### Objective
Exact repetition is required: output every record in full.

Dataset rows
_ _ _ _

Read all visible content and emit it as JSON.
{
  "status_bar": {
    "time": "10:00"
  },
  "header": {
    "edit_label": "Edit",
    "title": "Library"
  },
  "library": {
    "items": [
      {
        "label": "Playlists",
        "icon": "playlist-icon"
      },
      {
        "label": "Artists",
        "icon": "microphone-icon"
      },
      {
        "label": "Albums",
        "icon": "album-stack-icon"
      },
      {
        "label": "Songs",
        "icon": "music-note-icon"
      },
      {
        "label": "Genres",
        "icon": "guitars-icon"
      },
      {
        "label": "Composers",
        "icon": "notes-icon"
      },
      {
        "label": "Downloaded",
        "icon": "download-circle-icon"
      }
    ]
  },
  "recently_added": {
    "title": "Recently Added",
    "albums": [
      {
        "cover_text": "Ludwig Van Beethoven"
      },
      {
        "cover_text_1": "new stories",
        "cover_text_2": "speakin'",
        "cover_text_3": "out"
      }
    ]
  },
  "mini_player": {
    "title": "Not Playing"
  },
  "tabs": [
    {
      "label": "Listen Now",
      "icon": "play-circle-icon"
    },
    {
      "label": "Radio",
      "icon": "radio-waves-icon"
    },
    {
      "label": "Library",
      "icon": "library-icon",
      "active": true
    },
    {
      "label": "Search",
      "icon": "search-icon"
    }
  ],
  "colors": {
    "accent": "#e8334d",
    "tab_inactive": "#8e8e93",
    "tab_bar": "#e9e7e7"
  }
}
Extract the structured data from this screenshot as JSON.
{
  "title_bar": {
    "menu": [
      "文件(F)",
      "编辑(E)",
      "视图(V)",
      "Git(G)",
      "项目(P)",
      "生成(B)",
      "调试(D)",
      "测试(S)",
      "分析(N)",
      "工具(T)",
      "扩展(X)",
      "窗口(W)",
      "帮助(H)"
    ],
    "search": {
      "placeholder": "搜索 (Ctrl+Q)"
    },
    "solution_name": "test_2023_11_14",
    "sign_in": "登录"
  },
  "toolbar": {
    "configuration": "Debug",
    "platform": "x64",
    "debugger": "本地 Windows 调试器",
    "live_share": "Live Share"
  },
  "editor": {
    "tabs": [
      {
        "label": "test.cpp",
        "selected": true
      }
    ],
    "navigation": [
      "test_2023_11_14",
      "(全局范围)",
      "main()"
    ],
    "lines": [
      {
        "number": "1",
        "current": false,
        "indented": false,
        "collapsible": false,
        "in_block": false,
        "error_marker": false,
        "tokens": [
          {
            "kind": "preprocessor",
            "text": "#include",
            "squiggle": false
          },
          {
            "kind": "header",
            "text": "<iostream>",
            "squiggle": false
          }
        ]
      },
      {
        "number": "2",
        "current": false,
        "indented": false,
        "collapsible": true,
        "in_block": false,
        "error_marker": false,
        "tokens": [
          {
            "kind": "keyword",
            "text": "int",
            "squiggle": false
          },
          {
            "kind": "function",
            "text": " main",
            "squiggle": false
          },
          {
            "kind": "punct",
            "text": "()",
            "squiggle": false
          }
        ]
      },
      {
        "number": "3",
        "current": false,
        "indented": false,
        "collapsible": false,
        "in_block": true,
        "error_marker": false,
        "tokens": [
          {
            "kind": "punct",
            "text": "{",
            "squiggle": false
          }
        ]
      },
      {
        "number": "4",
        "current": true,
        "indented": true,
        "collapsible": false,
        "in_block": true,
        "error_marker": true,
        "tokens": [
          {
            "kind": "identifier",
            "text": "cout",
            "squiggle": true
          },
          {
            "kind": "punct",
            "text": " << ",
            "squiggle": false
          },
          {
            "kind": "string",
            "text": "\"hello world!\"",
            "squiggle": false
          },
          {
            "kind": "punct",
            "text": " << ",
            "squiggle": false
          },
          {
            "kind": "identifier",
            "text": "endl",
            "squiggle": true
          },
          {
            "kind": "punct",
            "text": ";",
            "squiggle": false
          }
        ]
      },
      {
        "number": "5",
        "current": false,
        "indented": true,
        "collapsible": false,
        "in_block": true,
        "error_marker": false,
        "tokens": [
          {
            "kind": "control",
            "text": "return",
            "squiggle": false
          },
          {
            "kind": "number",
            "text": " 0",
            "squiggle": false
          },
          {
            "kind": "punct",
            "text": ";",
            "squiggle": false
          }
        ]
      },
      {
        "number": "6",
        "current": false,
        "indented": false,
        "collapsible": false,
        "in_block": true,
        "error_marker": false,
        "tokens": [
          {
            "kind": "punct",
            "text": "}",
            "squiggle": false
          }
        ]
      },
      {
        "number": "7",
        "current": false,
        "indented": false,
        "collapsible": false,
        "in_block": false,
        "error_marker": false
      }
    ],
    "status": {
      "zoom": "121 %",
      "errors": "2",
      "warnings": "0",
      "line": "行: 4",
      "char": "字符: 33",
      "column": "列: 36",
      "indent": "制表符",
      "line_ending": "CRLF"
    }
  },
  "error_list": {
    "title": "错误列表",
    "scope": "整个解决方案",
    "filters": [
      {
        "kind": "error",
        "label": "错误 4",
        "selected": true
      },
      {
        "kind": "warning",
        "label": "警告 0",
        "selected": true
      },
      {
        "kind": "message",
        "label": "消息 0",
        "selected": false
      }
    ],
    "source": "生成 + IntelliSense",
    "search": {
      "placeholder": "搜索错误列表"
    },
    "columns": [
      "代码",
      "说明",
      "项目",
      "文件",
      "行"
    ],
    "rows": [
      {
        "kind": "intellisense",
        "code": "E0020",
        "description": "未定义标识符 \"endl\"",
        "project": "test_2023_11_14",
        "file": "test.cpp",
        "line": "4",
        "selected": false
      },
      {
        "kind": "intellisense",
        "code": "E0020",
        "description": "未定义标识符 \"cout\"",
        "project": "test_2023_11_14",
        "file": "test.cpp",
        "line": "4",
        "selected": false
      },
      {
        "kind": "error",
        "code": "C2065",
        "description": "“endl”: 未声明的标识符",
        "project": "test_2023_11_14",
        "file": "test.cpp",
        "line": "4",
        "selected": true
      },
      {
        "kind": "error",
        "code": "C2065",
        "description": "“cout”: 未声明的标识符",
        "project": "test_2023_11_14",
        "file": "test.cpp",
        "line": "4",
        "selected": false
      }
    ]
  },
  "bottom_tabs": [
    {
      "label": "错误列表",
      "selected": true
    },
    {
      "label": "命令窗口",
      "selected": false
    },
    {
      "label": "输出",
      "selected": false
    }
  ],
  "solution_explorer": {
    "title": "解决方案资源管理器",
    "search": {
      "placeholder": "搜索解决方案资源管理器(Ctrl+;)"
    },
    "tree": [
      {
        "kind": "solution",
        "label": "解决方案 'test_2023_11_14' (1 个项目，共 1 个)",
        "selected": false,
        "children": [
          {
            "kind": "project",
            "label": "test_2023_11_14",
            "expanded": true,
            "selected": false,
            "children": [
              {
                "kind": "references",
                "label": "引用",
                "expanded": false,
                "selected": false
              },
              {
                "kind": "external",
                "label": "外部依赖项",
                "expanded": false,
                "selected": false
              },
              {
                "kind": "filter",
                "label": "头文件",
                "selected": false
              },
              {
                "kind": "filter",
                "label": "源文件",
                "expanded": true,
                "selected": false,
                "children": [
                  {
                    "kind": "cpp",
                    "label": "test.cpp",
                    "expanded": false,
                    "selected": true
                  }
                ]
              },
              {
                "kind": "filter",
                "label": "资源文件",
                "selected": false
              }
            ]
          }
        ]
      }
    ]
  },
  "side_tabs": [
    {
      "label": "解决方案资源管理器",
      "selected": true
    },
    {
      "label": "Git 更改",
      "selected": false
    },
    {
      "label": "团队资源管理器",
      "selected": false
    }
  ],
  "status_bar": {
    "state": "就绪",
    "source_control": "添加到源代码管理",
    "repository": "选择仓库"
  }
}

_ _ _ _

### Reply
Read all visible content and emit it as JSON.
{
  "status_bar": {
    "time": "10:00"
  },
  "header": {
    "edit_label": "Edit",
    "title": "Library"
  },
  "library": {
    "items": [
      {
        "label": "Playlists",
        "icon": "playlist-icon"
      },
      {
        "label": "Artists",
        "icon": "microphone-icon"
      },
      {
        "label": "Albums",
        "icon": "album-stack-icon"
      },
      {
        "label": "Songs",
        "icon": "music-note-icon"
      },
      {
        "label": "Genres",
        "icon": "guitars-icon"
      },
      {
        "label": "Composers",
        "icon": "notes-icon"
      },
      {
        "label": "Downloaded",
        "icon": "download-circle-icon"
      }
    ]
  },
  "recently_added": {
    "title": "Recently Added",
    "albums": [
      {
        "cover_text": "Ludwig Van Beethoven"
      },
      {
        "cover_text_1": "new stories",
        "cover_text_2": "speakin'",
        "cover_text_3": "out"
      }
    ]
  },
  "mini_player": {
    "title": "Not Playing"
  },
  "tabs": [
    {
      "label": "Listen Now",
      "icon": "play-circle-icon"
    },
    {
      "label": "Radio",
      "icon": "radio-waves-icon"
    },
    {
      "label": "Library",
      "icon": "library-icon",
      "active": true
    },
    {
      "label": "Search",
      "icon": "search-icon"
    }
  ],
  "colors": {
    "accent": "#e8334d",
    "tab_inactive": "#8e8e93",
    "tab_bar": "#e9e7e7"
  }
}
Extract the structured data from this screenshot as JSON.
{
  "title_bar": {
    "menu": [
      "文件(F)",
      "编辑(E)",
      "视图(V)",
      "Git(G)",
      "项目(P)",
      "生成(B)",
      "调试(D)",
      "测试(S)",
      "分析(N)",
      "工具(T)",
      "扩展(X)",
      "窗口(W)",
      "帮助(H)"
    ],
    "search": {
      "placeholder": "搜索 (Ctrl+Q)"
    },
    "solution_name": "test_2023_11_14",
    "sign_in": "登录"
  },
  "toolbar": {
    "configuration": "Debug",
    "platform": "x64",
    "debugger": "本地 Windows 调试器",
    "live_share": "Live Share"
  },
  "editor": {
    "tabs": [
      {
        "label": "test.cpp",
        "selected": true
      }
    ],
    "navigation": [
      "test_2023_11_14",
      "(全局范围)",
      "main()"
    ],
    "lines": [
      {
        "number": "1",
        "current": false,
        "indented": false,
        "collapsible": false,
        "in_block": false,
        "error_marker": false,
        "tokens": [
          {
            "kind": "preprocessor",
            "text": "#include",
            "squiggle": false
          },
          {
            "kind": "header",
            "text": "<iostream>",
            "squiggle": false
          }
        ]
      },
      {
        "number": "2",
        "current": false,
        "indented": false,
        "collapsible": true,
        "in_block": false,
        "error_marker": false,
        "tokens": [
          {
            "kind": "keyword",
            "text": "int",
            "squiggle": false
          },
          {
            "kind": "function",
            "text": " main",
            "squiggle": false
          },
          {
            "kind": "punct",
            "text": "()",
            "squiggle": false
          }
        ]
      },
      {
        "number": "3",
        "current": false,
        "indented": false,
        "collapsible": false,
        "in_block": true,
        "error_marker": false,
        "tokens": [
          {
            "kind": "punct",
            "text": "{",
            "squiggle": false
          }
        ]
      },
      {
        "number": "4",
        "current": true,
        "indented": true,
        "collapsible": false,
        "in_block": true,
        "error_marker": true,
        "tokens": [
          {
            "kind": "identifier",
            "text": "cout",
            "squiggle": true
          },
          {
            "kind": "punct",
            "text": " << ",
            "squiggle": false
          },
          {
            "kind": "string",
            "text": "\"hello world!\"",
            "squiggle": false
          },
          {
            "kind": "punct",
            "text": " << ",
            "squiggle": false
          },
          {
            "kind": "identifier",
            "text": "endl",
            "squiggle": true
          },
          {
            "kind": "punct",
            "text": ";",
            "squiggle": false
          }
        ]
      },
      {
        "number": "5",
        "current": false,
        "indented": true,
        "collapsible": false,
        "in_block": true,
        "error_marker": false,
        "tokens": [
          {
            "kind": "control",
            "text": "return",
            "squiggle": false
          },
          {
            "kind": "number",
            "text": " 0",
            "squiggle": false
          },
          {
            "kind": "punct",
            "text": ";",
            "squiggle": false
          }
        ]
      },
      {
        "number": "6",
        "current": false,
        "indented": false,
        "collapsible": false,
        "in_block": true,
        "error_marker": false,
        "tokens": [
          {
            "kind": "punct",
            "text": "}",
            "squiggle": false
          }
        ]
      },
      {
        "number": "7",
        "current": false,
        "indented": false,
        "collapsible": false,
        "in_block": false,
        "error_marker": false
      }
    ],
    "status": {
      "zoom": "121 %",
      "errors": "2",
      "warnings": "0",
      "line": "行: 4",
      "char": "字符: 33",
      "column": "列: 36",
      "indent": "制表符",
      "line_ending": "CRLF"
    }
  },
  "error_list": {
    "title": "错误列表",
    "scope": "整个解决方案",
    "filters": [
      {
        "kind": "error",
        "label": "错误 4",
        "selected": true
      },
      {
        "kind": "warning",
        "label": "警告 0",
        "selected": true
      },
      {
        "kind": "message",
        "label": "消息 0",
        "selected": false
      }
    ],
    "source": "生成 + IntelliSense",
    "search": {
      "placeholder": "搜索错误列表"
    },
    "columns": [
      "代码",
      "说明",
      "项目",
      "文件",
      "行"
    ],
    "rows": [
      {
        "kind": "intellisense",
        "code": "E0020",
        "description": "未定义标识符 \"endl\"",
        "project": "test_2023_11_14",
        "file": "test.cpp",
        "line": "4",
        "selected": false
      },
      {
        "kind": "intellisense",
        "code": "E0020",
        "description": "未定义标识符 \"cout\"",
        "project": "test_2023_11_14",
        "file": "test.cpp",
        "line": "4",
        "selected": false
      },
      {
        "kind": "error",
        "code": "C2065",
        "description": "“endl”: 未声明的标识符",
        "project": "test_2023_11_14",
        "file": "test.cpp",
        "line": "4",
        "selected": true
      },
      {
        "kind": "error",
        "code": "C2065",
        "description": "“cout”: 未声明的标识符",
        "project": "test_2023_11_14",
        "file": "test.cpp",
        "line": "4",
        "selected": false
      }
    ]
  },
  "bottom_tabs": [
    {
      "label": "错误列表",
      "selected": true
    },
    {
      "label": "命令窗口",
      "selected": false
    },
    {
      "label": "输出",
      "selected": false
    }
  ],
  "solution_explorer": {
    "title": "解决方案资源管理器",
    "search": {
      "placeholder": "搜索解决方案资源管理器(Ctrl+;)"
    },
    "tree": [
      {
        "kind": "solution",
        "label": "解决方案 'test_2023_11_14' (1 个项目，共 1 个)",
        "selected": false,
        "children": [
          {
            "kind": "project",
            "label": "test_2023_11_14",
            "expanded": true,
            "selected": false,
            "children": [
              {
                "kind": "references",
                "label": "引用",
                "expanded": false,
                "selected": false
              },
              {
                "kind": "external",
                "label": "外部依赖项",
                "expanded": false,
                "selected": false
              },
              {
                "kind": "filter",
                "label": "头文件",
                "selected": false
              },
              {
                "kind": "filter",
                "label": "源文件",
                "expanded": true,
                "selected": false,
                "children": [
                  {
                    "kind": "cpp",
                    "label": "test.cpp",
                    "expanded": false,
                    "selected": true
                  }
                ]
              },
              {
                "kind": "filter",
                "label": "资源文件",
                "selected": false
              }
            ]
          }
        ]
      }
    ]
  },
  "side_tabs": [
    {
      "label": "解决方案资源管理器",
      "selected": true
    },
    {
      "label": "Git 更改",
      "selected": false
    },
    {
      "label": "团队资源管理器",
      "selected": false
    }
  ],
  "status_bar": {
    "state": "就绪",
    "source_control": "添加到源代码管理",
    "repository": "选择仓库"
  }
}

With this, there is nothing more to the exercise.